→ **TASK MATERIAL**

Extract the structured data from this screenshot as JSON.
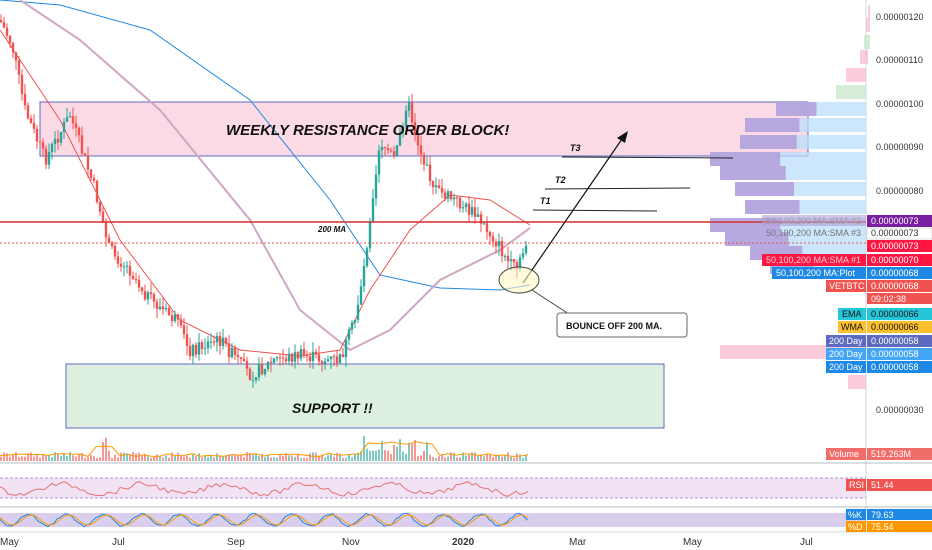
{
  "chart_data": {
    "type": "candlestick",
    "title": "",
    "symbol": "VETBTC",
    "x_ticks": [
      "May",
      "Jul",
      "Sep",
      "Nov",
      "2020",
      "Mar",
      "May",
      "Jul"
    ],
    "y_ticks": [
      "0.00000030",
      "0.00000068",
      "0.00000080",
      "0.00000090",
      "0.00000100",
      "0.00000110",
      "0.00000120"
    ],
    "y_tick_values": [
      30,
      68,
      80,
      90,
      100,
      110,
      120
    ],
    "y_scale": "log",
    "y_range": [
      2.3e-07,
      1.25e-06
    ],
    "annotations": {
      "resistance_label": "WEEKLY RESISTANCE ORDER BLOCK!",
      "support_label": "SUPPORT !!",
      "ma_label": "200 MA",
      "bounce_label": "BOUNCE OFF 200 MA.",
      "targets": [
        "T1",
        "T2",
        "T3"
      ]
    },
    "price_labels": [
      {
        "name": "50,100,200 MA:SMA #2",
        "value": "0.00000073",
        "color": "#7b1fa2"
      },
      {
        "name": "50,100,200 MA:SMA #3",
        "value": "0.00000073",
        "color": "#9e9e9e"
      },
      {
        "name": "",
        "value": "0.00000073",
        "color": "#ff1744"
      },
      {
        "name": "50,100,200 MA:SMA #1",
        "value": "0.00000070",
        "color": "#ff1744"
      },
      {
        "name": "50,100,200 MA:Plot",
        "value": "0.00000068",
        "color": "#1e88e5"
      },
      {
        "name": "VETBTC",
        "value": "0.00000068",
        "color": "#ef5350"
      },
      {
        "name": "",
        "value": "09:02:38",
        "color": "#ef5350"
      },
      {
        "name": "EMA",
        "value": "0.00000066",
        "color": "#26c6da"
      },
      {
        "name": "WMA",
        "value": "0.00000066",
        "color": "#fbc02d"
      },
      {
        "name": "200 Day",
        "value": "0.00000058",
        "color": "#5c6bc0"
      },
      {
        "name": "200 Day",
        "value": "0.00000058",
        "color": "#42a5f5"
      },
      {
        "name": "200 Day",
        "value": "0.00000058",
        "color": "#1e88e5"
      }
    ],
    "volume": {
      "label": "Volume",
      "value": "519.263M"
    },
    "rsi": {
      "label": "RSI",
      "value": "51.44"
    },
    "stoch": {
      "k_label": "%K",
      "k_value": "79.63",
      "d_label": "%D",
      "d_value": "75.54"
    },
    "colors": {
      "up": "#26a69a",
      "down": "#ef5350",
      "resistance_fill": "#f8bbd0",
      "support_fill": "#c8e6c9",
      "ma200": "#1e88e5",
      "ma50": "#ef5350",
      "ma100": "#d1a6c4"
    }
  }
}
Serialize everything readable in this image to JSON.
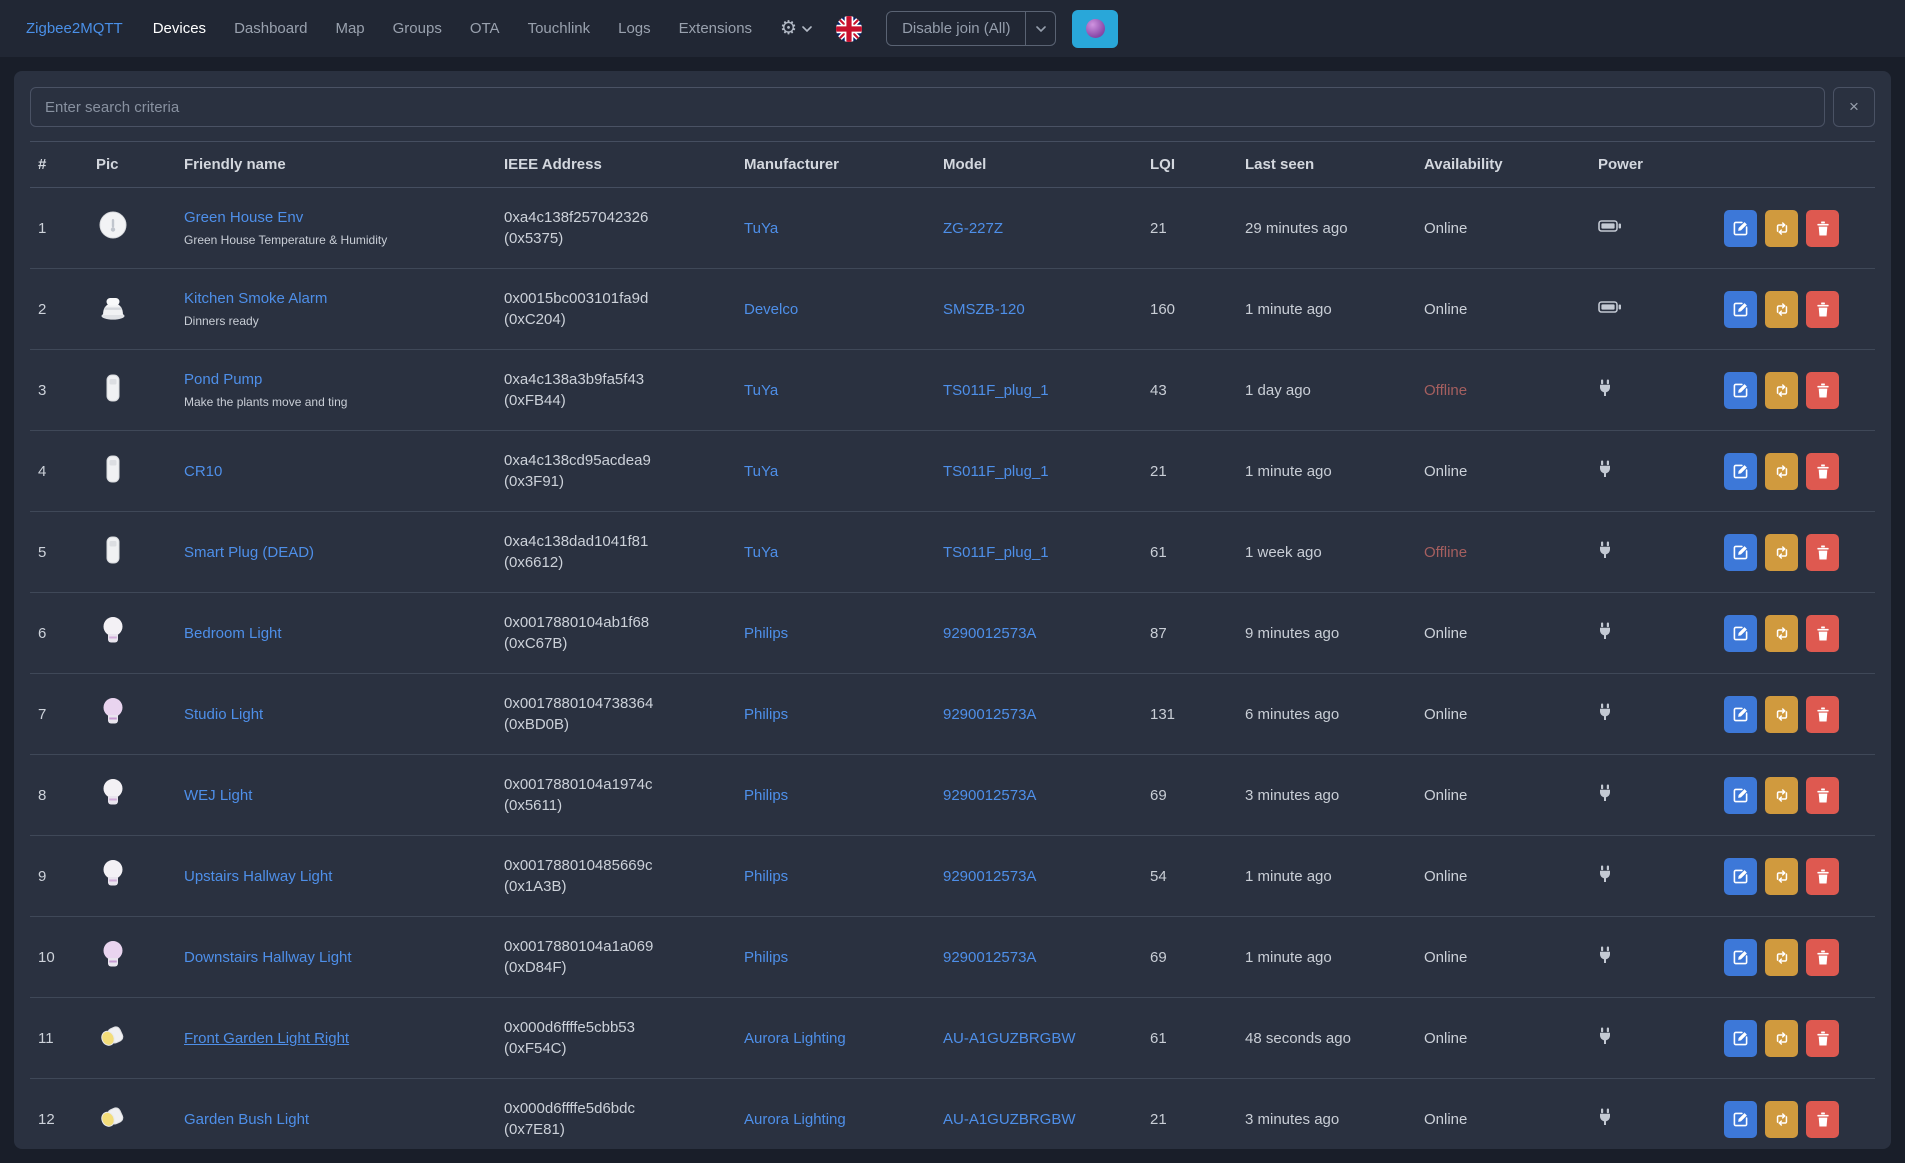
{
  "navbar": {
    "brand": "Zigbee2MQTT",
    "items": [
      {
        "label": "Devices",
        "active": true
      },
      {
        "label": "Dashboard",
        "active": false
      },
      {
        "label": "Map",
        "active": false
      },
      {
        "label": "Groups",
        "active": false
      },
      {
        "label": "OTA",
        "active": false
      },
      {
        "label": "Touchlink",
        "active": false
      },
      {
        "label": "Logs",
        "active": false
      },
      {
        "label": "Extensions",
        "active": false
      }
    ],
    "permit_join_label": "Disable join (All)",
    "icons": {
      "settings": "gear-icon",
      "settings_caret": "chevron-down-icon",
      "language": "uk-flag-icon",
      "join_caret": "chevron-down-icon",
      "theme": "sphere-icon"
    }
  },
  "search": {
    "placeholder": "Enter search criteria",
    "clear_icon": "close-icon",
    "clear_glyph": "×"
  },
  "table": {
    "headers": [
      "#",
      "Pic",
      "Friendly name",
      "IEEE Address",
      "Manufacturer",
      "Model",
      "LQI",
      "Last seen",
      "Availability",
      "Power",
      ""
    ],
    "action_icons": {
      "edit": "edit-icon",
      "reconfigure": "swap-arrows-icon",
      "remove": "trash-icon"
    },
    "power_icons": {
      "battery": "battery-icon",
      "plug": "plug-icon"
    },
    "rows": [
      {
        "num": "1",
        "pic": "sensor",
        "name": "Green House Env",
        "description": "Green House Temperature & Humidity",
        "ieee": "0xa4c138f257042326",
        "short": "(0x5375)",
        "manufacturer": "TuYa",
        "model": "ZG-227Z",
        "lqi": "21",
        "last_seen": "29 minutes ago",
        "availability": "Online",
        "power": "battery",
        "underlined": false
      },
      {
        "num": "2",
        "pic": "smoke",
        "name": "Kitchen Smoke Alarm",
        "description": "Dinners ready",
        "ieee": "0x0015bc003101fa9d",
        "short": "(0xC204)",
        "manufacturer": "Develco",
        "model": "SMSZB-120",
        "lqi": "160",
        "last_seen": "1 minute ago",
        "availability": "Online",
        "power": "battery",
        "underlined": false
      },
      {
        "num": "3",
        "pic": "plugdev",
        "name": "Pond Pump",
        "description": "Make the plants move and ting",
        "ieee": "0xa4c138a3b9fa5f43",
        "short": "(0xFB44)",
        "manufacturer": "TuYa",
        "model": "TS011F_plug_1",
        "lqi": "43",
        "last_seen": "1 day ago",
        "availability": "Offline",
        "power": "plug",
        "underlined": false
      },
      {
        "num": "4",
        "pic": "plugdev",
        "name": "CR10",
        "description": "",
        "ieee": "0xa4c138cd95acdea9",
        "short": "(0x3F91)",
        "manufacturer": "TuYa",
        "model": "TS011F_plug_1",
        "lqi": "21",
        "last_seen": "1 minute ago",
        "availability": "Online",
        "power": "plug",
        "underlined": false
      },
      {
        "num": "5",
        "pic": "plugdev",
        "name": "Smart Plug (DEAD)",
        "description": "",
        "ieee": "0xa4c138dad1041f81",
        "short": "(0x6612)",
        "manufacturer": "TuYa",
        "model": "TS011F_plug_1",
        "lqi": "61",
        "last_seen": "1 week ago",
        "availability": "Offline",
        "power": "plug",
        "underlined": false
      },
      {
        "num": "6",
        "pic": "bulb",
        "name": "Bedroom Light",
        "description": "",
        "ieee": "0x0017880104ab1f68",
        "short": "(0xC67B)",
        "manufacturer": "Philips",
        "model": "9290012573A",
        "lqi": "87",
        "last_seen": "9 minutes ago",
        "availability": "Online",
        "power": "plug",
        "underlined": false
      },
      {
        "num": "7",
        "pic": "bulbcolor",
        "name": "Studio Light",
        "description": "",
        "ieee": "0x0017880104738364",
        "short": "(0xBD0B)",
        "manufacturer": "Philips",
        "model": "9290012573A",
        "lqi": "131",
        "last_seen": "6 minutes ago",
        "availability": "Online",
        "power": "plug",
        "underlined": false
      },
      {
        "num": "8",
        "pic": "bulb",
        "name": "WEJ Light",
        "description": "",
        "ieee": "0x0017880104a1974c",
        "short": "(0x5611)",
        "manufacturer": "Philips",
        "model": "9290012573A",
        "lqi": "69",
        "last_seen": "3 minutes ago",
        "availability": "Online",
        "power": "plug",
        "underlined": false
      },
      {
        "num": "9",
        "pic": "bulb",
        "name": "Upstairs Hallway Light",
        "description": "",
        "ieee": "0x001788010485669c",
        "short": "(0x1A3B)",
        "manufacturer": "Philips",
        "model": "9290012573A",
        "lqi": "54",
        "last_seen": "1 minute ago",
        "availability": "Online",
        "power": "plug",
        "underlined": false
      },
      {
        "num": "10",
        "pic": "bulbcolor",
        "name": "Downstairs Hallway Light",
        "description": "",
        "ieee": "0x0017880104a1a069",
        "short": "(0xD84F)",
        "manufacturer": "Philips",
        "model": "9290012573A",
        "lqi": "69",
        "last_seen": "1 minute ago",
        "availability": "Online",
        "power": "plug",
        "underlined": false
      },
      {
        "num": "11",
        "pic": "spot",
        "name": "Front Garden Light Right",
        "description": "",
        "ieee": "0x000d6ffffe5cbb53",
        "short": "(0xF54C)",
        "manufacturer": "Aurora Lighting",
        "model": "AU-A1GUZBRGBW",
        "lqi": "61",
        "last_seen": "48 seconds ago",
        "availability": "Online",
        "power": "plug",
        "underlined": true
      },
      {
        "num": "12",
        "pic": "spot",
        "name": "Garden Bush Light",
        "description": "",
        "ieee": "0x000d6ffffe5d6bdc",
        "short": "(0x7E81)",
        "manufacturer": "Aurora Lighting",
        "model": "AU-A1GUZBRGBW",
        "lqi": "21",
        "last_seen": "3 minutes ago",
        "availability": "Online",
        "power": "plug",
        "underlined": false
      }
    ]
  },
  "colors": {
    "accent_link": "#4e8fe9",
    "primary_button": "#3d78d8",
    "warning_button": "#d09a3e",
    "danger_button": "#de5950",
    "info_button": "#29a7d9",
    "offline_text": "#a55f5f",
    "card_bg": "#2a3140",
    "page_bg": "#191e29"
  }
}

→ **SHORT PROBLEM**
Write down the number of lines where the word "Hallway" appears, and nothing further.

→ **RESPONSE TO THE TASK**
2